## Job
The records below should be written out again, exactly.

## Records for processing
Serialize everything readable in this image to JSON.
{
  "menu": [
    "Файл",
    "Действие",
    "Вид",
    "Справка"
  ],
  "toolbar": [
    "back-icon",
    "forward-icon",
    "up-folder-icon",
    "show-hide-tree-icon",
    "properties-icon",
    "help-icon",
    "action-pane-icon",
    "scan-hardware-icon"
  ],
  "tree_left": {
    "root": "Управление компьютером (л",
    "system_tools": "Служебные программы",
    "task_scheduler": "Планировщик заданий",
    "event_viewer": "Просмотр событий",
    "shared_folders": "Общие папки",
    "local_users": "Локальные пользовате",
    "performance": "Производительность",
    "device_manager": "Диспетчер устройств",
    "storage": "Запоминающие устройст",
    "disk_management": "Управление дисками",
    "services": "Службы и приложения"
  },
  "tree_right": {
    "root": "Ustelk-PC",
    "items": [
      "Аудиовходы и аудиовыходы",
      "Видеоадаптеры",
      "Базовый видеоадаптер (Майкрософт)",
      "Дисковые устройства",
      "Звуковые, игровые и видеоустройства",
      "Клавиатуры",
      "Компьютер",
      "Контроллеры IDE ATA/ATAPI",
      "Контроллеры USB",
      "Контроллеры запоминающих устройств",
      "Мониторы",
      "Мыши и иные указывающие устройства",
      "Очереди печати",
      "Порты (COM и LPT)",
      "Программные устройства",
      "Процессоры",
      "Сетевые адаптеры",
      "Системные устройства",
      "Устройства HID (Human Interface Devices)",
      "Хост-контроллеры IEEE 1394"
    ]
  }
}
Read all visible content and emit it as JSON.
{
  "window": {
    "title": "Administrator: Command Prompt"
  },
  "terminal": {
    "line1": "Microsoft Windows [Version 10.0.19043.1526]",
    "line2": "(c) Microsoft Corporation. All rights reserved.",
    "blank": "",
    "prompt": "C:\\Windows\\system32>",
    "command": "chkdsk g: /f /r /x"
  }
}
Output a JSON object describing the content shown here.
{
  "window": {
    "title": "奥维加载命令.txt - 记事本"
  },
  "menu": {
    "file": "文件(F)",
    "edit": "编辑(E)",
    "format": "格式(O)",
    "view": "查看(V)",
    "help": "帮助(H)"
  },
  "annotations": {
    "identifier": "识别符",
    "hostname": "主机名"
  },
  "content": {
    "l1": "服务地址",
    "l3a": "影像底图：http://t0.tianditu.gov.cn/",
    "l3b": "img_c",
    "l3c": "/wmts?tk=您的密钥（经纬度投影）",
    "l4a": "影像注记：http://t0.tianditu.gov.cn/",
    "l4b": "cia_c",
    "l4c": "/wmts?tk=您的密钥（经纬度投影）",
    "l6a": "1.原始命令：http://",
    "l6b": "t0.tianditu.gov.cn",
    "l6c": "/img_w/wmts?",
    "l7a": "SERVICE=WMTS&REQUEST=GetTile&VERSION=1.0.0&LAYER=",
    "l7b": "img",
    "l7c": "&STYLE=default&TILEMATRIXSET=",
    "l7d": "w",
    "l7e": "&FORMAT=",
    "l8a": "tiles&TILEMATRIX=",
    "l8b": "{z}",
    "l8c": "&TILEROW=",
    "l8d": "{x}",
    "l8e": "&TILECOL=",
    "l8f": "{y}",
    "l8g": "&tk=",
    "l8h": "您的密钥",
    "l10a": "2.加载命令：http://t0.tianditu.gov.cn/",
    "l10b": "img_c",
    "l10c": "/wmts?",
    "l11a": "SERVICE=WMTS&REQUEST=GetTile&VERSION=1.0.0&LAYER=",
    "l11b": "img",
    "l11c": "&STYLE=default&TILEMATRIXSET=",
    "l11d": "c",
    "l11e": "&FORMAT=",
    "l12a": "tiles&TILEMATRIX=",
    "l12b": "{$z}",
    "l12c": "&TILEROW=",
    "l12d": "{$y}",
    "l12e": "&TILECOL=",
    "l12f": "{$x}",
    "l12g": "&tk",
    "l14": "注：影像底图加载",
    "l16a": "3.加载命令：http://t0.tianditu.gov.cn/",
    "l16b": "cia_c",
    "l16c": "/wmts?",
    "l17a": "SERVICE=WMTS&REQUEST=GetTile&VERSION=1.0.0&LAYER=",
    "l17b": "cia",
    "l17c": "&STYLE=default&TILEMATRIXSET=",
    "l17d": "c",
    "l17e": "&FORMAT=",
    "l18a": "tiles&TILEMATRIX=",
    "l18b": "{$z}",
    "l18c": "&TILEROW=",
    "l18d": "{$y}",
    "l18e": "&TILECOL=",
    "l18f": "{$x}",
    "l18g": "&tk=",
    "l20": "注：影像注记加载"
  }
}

## Answer in full
Serialize everything readable in this image to JSON.
{
  "menu": [
    "Файл",
    "Действие",
    "Вид",
    "Справка"
  ],
  "toolbar": [
    "back-icon",
    "forward-icon",
    "up-folder-icon",
    "show-hide-tree-icon",
    "properties-icon",
    "help-icon",
    "action-pane-icon",
    "scan-hardware-icon"
  ],
  "tree_left": {
    "root": "Управление компьютером (л",
    "system_tools": "Служебные программы",
    "task_scheduler": "Планировщик заданий",
    "event_viewer": "Просмотр событий",
    "shared_folders": "Общие папки",
    "local_users": "Локальные пользовате",
    "performance": "Производительность",
    "device_manager": "Диспетчер устройств",
    "storage": "Запоминающие устройст",
    "disk_management": "Управление дисками",
    "services": "Службы и приложения"
  },
  "tree_right": {
    "root": "Ustelk-PC",
    "items": [
      "Аудиовходы и аудиовыходы",
      "Видеоадаптеры",
      "Базовый видеоадаптер (Майкрософт)",
      "Дисковые устройства",
      "Звуковые, игровые и видеоустройства",
      "Клавиатуры",
      "Компьютер",
      "Контроллеры IDE ATA/ATAPI",
      "Контроллеры USB",
      "Контроллеры запоминающих устройств",
      "Мониторы",
      "Мыши и иные указывающие устройства",
      "Очереди печати",
      "Порты (COM и LPT)",
      "Программные устройства",
      "Процессоры",
      "Сетевые адаптеры",
      "Системные устройства",
      "Устройства HID (Human Interface Devices)",
      "Хост-контроллеры IEEE 1394"
    ]
  }
}
Read all visible content and emit it as JSON.
{
  "window": {
    "title": "Administrator: Command Prompt"
  },
  "terminal": {
    "line1": "Microsoft Windows [Version 10.0.19043.1526]",
    "line2": "(c) Microsoft Corporation. All rights reserved.",
    "blank": "",
    "prompt": "C:\\Windows\\system32>",
    "command": "chkdsk g: /f /r /x"
  }
}
Output a JSON object describing the content shown here.
{
  "window": {
    "title": "奥维加载命令.txt - 记事本"
  },
  "menu": {
    "file": "文件(F)",
    "edit": "编辑(E)",
    "format": "格式(O)",
    "view": "查看(V)",
    "help": "帮助(H)"
  },
  "annotations": {
    "identifier": "识别符",
    "hostname": "主机名"
  },
  "content": {
    "l1": "服务地址",
    "l3a": "影像底图：http://t0.tianditu.gov.cn/",
    "l3b": "img_c",
    "l3c": "/wmts?tk=您的密钥（经纬度投影）",
    "l4a": "影像注记：http://t0.tianditu.gov.cn/",
    "l4b": "cia_c",
    "l4c": "/wmts?tk=您的密钥（经纬度投影）",
    "l6a": "1.原始命令：http://",
    "l6b": "t0.tianditu.gov.cn",
    "l6c": "/img_w/wmts?",
    "l7a": "SERVICE=WMTS&REQUEST=GetTile&VERSION=1.0.0&LAYER=",
    "l7b": "img",
    "l7c": "&STYLE=default&TILEMATRIXSET=",
    "l7d": "w",
    "l7e": "&FORMAT=",
    "l8a": "tiles&TILEMATRIX=",
    "l8b": "{z}",
    "l8c": "&TILEROW=",
    "l8d": "{x}",
    "l8e": "&TILECOL=",
    "l8f": "{y}",
    "l8g": "&tk=",
    "l8h": "您的密钥",
    "l10a": "2.加载命令：http://t0.tianditu.gov.cn/",
    "l10b": "img_c",
    "l10c": "/wmts?",
    "l11a": "SERVICE=WMTS&REQUEST=GetTile&VERSION=1.0.0&LAYER=",
    "l11b": "img",
    "l11c": "&STYLE=default&TILEMATRIXSET=",
    "l11d": "c",
    "l11e": "&FORMAT=",
    "l12a": "tiles&TILEMATRIX=",
    "l12b": "{$z}",
    "l12c": "&TILEROW=",
    "l12d": "{$y}",
    "l12e": "&TILECOL=",
    "l12f": "{$x}",
    "l12g": "&tk",
    "l14": "注：影像底图加载",
    "l16a": "3.加载命令：http://t0.tianditu.gov.cn/",
    "l16b": "cia_c",
    "l16c": "/wmts?",
    "l17a": "SERVICE=WMTS&REQUEST=GetTile&VERSION=1.0.0&LAYER=",
    "l17b": "cia",
    "l17c": "&STYLE=default&TILEMATRIXSET=",
    "l17d": "c",
    "l17e": "&FORMAT=",
    "l18a": "tiles&TILEMATRIX=",
    "l18b": "{$z}",
    "l18c": "&TILEROW=",
    "l18d": "{$y}",
    "l18e": "&TILECOL=",
    "l18f": "{$x}",
    "l18g": "&tk=",
    "l20": "注：影像注记加载"
  }
}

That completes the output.